## Direction
Return each line of the listing that contains the string "Doppelkopfturnier".

(Data records)
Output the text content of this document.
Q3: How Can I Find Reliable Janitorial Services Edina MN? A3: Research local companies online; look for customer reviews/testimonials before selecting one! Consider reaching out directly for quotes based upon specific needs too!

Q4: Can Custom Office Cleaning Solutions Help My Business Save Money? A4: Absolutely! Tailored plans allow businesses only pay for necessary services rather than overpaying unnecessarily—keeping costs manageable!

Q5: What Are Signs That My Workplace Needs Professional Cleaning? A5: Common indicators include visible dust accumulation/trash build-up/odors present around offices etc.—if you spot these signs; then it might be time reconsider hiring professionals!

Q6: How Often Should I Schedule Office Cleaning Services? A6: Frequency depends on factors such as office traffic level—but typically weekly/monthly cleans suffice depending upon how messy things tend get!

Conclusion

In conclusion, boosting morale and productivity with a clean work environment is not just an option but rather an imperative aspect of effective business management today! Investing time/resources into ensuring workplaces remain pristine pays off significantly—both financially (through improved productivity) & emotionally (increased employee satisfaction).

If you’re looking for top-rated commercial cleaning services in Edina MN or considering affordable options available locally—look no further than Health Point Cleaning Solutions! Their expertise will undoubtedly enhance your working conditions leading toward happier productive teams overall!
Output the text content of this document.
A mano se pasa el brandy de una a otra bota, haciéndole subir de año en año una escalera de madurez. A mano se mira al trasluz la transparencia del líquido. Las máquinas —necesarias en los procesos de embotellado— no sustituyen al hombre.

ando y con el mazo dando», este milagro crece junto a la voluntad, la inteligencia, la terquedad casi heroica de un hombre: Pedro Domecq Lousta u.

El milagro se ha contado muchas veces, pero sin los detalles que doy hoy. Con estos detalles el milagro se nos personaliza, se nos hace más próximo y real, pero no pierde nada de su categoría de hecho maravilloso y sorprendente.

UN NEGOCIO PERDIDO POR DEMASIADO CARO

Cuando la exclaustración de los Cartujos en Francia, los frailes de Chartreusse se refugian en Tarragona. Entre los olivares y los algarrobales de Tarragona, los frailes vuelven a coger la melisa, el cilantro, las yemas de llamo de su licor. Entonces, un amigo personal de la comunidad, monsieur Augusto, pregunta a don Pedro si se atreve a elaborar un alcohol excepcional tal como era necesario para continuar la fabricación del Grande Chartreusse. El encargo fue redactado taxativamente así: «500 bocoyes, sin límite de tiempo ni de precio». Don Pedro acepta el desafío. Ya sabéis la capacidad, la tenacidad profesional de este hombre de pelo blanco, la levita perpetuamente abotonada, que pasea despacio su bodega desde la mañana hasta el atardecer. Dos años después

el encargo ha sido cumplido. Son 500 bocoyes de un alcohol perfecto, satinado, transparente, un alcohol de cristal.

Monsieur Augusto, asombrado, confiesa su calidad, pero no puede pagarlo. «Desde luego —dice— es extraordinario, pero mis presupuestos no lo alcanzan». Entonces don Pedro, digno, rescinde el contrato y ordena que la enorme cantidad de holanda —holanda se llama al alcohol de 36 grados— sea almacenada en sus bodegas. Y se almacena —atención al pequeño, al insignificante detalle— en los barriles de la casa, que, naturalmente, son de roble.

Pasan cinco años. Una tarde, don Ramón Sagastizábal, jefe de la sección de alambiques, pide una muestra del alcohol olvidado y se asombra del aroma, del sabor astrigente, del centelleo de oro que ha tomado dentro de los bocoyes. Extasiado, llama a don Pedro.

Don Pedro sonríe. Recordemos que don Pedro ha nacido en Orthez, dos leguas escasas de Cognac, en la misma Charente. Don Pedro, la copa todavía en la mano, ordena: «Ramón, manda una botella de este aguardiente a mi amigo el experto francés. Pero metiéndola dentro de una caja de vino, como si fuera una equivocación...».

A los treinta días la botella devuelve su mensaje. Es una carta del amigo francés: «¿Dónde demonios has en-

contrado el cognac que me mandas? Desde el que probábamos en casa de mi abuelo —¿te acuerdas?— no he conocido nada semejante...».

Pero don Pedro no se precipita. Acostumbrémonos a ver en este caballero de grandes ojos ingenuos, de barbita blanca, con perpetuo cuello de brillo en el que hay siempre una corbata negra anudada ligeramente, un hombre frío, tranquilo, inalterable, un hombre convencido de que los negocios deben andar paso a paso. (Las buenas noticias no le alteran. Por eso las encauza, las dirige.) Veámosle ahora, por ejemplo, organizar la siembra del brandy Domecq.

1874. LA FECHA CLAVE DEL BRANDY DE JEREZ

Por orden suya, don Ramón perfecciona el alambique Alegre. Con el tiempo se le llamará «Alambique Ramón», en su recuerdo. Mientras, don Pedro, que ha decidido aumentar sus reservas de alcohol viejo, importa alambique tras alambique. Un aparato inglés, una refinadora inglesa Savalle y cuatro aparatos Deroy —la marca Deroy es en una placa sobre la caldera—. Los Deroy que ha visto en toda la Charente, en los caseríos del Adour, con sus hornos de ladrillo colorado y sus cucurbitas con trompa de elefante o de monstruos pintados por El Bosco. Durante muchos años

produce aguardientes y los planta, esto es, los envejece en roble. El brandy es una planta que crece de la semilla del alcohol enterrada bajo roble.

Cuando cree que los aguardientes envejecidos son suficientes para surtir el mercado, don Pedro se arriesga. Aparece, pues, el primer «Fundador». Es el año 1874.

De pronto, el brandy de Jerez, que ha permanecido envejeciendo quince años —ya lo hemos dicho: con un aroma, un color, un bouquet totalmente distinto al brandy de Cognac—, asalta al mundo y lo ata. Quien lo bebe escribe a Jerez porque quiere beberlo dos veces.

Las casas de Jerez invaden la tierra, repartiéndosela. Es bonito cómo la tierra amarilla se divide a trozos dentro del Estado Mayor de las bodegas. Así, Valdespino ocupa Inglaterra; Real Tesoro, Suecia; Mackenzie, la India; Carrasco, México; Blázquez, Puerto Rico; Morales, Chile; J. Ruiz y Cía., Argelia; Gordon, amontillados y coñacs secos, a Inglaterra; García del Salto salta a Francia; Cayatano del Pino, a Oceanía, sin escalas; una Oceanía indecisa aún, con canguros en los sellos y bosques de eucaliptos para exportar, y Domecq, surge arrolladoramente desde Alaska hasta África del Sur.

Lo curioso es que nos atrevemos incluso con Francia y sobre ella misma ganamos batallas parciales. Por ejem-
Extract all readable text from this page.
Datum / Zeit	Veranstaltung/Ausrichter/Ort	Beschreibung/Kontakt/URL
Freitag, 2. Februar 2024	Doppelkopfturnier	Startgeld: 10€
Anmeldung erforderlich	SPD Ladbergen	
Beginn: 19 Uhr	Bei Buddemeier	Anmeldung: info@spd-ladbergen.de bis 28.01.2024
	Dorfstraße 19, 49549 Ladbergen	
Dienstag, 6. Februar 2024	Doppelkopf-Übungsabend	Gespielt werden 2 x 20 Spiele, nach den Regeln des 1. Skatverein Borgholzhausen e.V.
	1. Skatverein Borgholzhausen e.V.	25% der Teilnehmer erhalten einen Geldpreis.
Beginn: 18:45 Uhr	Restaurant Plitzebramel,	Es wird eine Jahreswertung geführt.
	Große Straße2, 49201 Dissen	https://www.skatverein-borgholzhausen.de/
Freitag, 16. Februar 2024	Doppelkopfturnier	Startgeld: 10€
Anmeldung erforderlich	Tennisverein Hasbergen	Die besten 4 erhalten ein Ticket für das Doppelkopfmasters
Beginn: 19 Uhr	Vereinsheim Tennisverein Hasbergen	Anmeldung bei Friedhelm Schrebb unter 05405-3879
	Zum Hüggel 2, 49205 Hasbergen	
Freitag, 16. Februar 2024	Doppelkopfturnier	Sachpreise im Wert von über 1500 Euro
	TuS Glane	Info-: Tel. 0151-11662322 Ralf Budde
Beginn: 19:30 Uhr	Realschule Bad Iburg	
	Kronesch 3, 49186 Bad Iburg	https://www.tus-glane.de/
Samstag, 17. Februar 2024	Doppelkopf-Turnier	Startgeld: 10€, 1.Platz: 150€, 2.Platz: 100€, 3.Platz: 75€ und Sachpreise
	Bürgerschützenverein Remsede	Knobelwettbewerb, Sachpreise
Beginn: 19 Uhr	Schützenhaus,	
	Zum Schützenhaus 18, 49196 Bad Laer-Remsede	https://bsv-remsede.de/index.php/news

## Final answer
Freitag, 2. Februar 2024	Doppelkopfturnier	Startgeld: 10€
Freitag, 16. Februar 2024	Doppelkopfturnier	Startgeld: 10€
Freitag, 16. Februar 2024	Doppelkopfturnier	Sachpreise im Wert von über 1500 Euro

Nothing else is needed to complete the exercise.